---- Data rows

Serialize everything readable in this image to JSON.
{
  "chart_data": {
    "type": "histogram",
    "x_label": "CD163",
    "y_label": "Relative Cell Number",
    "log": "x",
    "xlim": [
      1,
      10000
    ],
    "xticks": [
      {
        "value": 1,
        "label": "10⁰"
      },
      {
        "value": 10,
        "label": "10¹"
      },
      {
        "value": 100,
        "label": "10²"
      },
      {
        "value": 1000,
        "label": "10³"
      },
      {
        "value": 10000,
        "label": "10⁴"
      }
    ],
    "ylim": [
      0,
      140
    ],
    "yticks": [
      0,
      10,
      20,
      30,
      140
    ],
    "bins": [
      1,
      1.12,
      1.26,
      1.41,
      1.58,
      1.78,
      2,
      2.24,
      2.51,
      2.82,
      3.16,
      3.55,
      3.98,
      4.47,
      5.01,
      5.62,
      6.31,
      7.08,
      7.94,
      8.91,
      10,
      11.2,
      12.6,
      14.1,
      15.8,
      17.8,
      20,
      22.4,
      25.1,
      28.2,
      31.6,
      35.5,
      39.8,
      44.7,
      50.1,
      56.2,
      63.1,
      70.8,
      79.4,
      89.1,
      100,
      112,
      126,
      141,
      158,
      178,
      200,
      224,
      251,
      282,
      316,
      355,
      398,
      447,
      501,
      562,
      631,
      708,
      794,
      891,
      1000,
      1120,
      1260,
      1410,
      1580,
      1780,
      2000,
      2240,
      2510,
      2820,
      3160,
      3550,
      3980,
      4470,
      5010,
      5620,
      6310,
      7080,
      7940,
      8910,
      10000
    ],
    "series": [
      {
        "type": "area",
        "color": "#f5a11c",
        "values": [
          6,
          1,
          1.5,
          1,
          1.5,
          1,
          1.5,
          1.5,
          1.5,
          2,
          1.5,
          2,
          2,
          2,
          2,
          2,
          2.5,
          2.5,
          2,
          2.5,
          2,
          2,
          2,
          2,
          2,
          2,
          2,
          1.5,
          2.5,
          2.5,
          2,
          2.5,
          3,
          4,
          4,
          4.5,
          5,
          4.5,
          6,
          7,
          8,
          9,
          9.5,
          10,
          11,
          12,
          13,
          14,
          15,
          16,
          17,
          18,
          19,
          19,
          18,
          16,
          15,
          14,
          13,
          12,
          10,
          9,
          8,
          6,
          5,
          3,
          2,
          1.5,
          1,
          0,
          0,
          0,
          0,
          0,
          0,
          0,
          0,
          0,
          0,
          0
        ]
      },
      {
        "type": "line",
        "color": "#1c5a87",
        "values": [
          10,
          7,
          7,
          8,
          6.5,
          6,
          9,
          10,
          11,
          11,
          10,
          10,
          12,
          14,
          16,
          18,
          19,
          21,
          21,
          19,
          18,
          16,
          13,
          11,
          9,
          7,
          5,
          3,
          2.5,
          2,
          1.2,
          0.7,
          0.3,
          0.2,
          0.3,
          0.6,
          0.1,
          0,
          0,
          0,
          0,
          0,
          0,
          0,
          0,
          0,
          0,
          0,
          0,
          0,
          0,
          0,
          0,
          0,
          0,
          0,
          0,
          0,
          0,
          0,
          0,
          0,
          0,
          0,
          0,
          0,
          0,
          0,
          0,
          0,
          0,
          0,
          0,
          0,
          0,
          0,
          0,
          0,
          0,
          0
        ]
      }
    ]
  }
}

--------

• Your instructions:
Give back each line above precisely as it stands.

• Result:
Serialize everything readable in this image to JSON.
{
  "chart_data": {
    "type": "histogram",
    "x_label": "CD163",
    "y_label": "Relative Cell Number",
    "log": "x",
    "xlim": [
      1,
      10000
    ],
    "xticks": [
      {
        "value": 1,
        "label": "10⁰"
      },
      {
        "value": 10,
        "label": "10¹"
      },
      {
        "value": 100,
        "label": "10²"
      },
      {
        "value": 1000,
        "label": "10³"
      },
      {
        "value": 10000,
        "label": "10⁴"
      }
    ],
    "ylim": [
      0,
      140
    ],
    "yticks": [
      0,
      10,
      20,
      30,
      140
    ],
    "bins": [
      1,
      1.12,
      1.26,
      1.41,
      1.58,
      1.78,
      2,
      2.24,
      2.51,
      2.82,
      3.16,
      3.55,
      3.98,
      4.47,
      5.01,
      5.62,
      6.31,
      7.08,
      7.94,
      8.91,
      10,
      11.2,
      12.6,
      14.1,
      15.8,
      17.8,
      20,
      22.4,
      25.1,
      28.2,
      31.6,
      35.5,
      39.8,
      44.7,
      50.1,
      56.2,
      63.1,
      70.8,
      79.4,
      89.1,
      100,
      112,
      126,
      141,
      158,
      178,
      200,
      224,
      251,
      282,
      316,
      355,
      398,
      447,
      501,
      562,
      631,
      708,
      794,
      891,
      1000,
      1120,
      1260,
      1410,
      1580,
      1780,
      2000,
      2240,
      2510,
      2820,
      3160,
      3550,
      3980,
      4470,
      5010,
      5620,
      6310,
      7080,
      7940,
      8910,
      10000
    ],
    "series": [
      {
        "type": "area",
        "color": "#f5a11c",
        "values": [
          6,
          1,
          1.5,
          1,
          1.5,
          1,
          1.5,
          1.5,
          1.5,
          2,
          1.5,
          2,
          2,
          2,
          2,
          2,
          2.5,
          2.5,
          2,
          2.5,
          2,
          2,
          2,
          2,
          2,
          2,
          2,
          1.5,
          2.5,
          2.5,
          2,
          2.5,
          3,
          4,
          4,
          4.5,
          5,
          4.5,
          6,
          7,
          8,
          9,
          9.5,
          10,
          11,
          12,
          13,
          14,
          15,
          16,
          17,
          18,
          19,
          19,
          18,
          16,
          15,
          14,
          13,
          12,
          10,
          9,
          8,
          6,
          5,
          3,
          2,
          1.5,
          1,
          0,
          0,
          0,
          0,
          0,
          0,
          0,
          0,
          0,
          0,
          0
        ]
      },
      {
        "type": "line",
        "color": "#1c5a87",
        "values": [
          10,
          7,
          7,
          8,
          6.5,
          6,
          9,
          10,
          11,
          11,
          10,
          10,
          12,
          14,
          16,
          18,
          19,
          21,
          21,
          19,
          18,
          16,
          13,
          11,
          9,
          7,
          5,
          3,
          2.5,
          2,
          1.2,
          0.7,
          0.3,
          0.2,
          0.3,
          0.6,
          0.1,
          0,
          0,
          0,
          0,
          0,
          0,
          0,
          0,
          0,
          0,
          0,
          0,
          0,
          0,
          0,
          0,
          0,
          0,
          0,
          0,
          0,
          0,
          0,
          0,
          0,
          0,
          0,
          0,
          0,
          0,
          0,
          0,
          0,
          0,
          0,
          0,
          0,
          0,
          0,
          0,
          0,
          0,
          0
        ]
      }
    ]
  }
}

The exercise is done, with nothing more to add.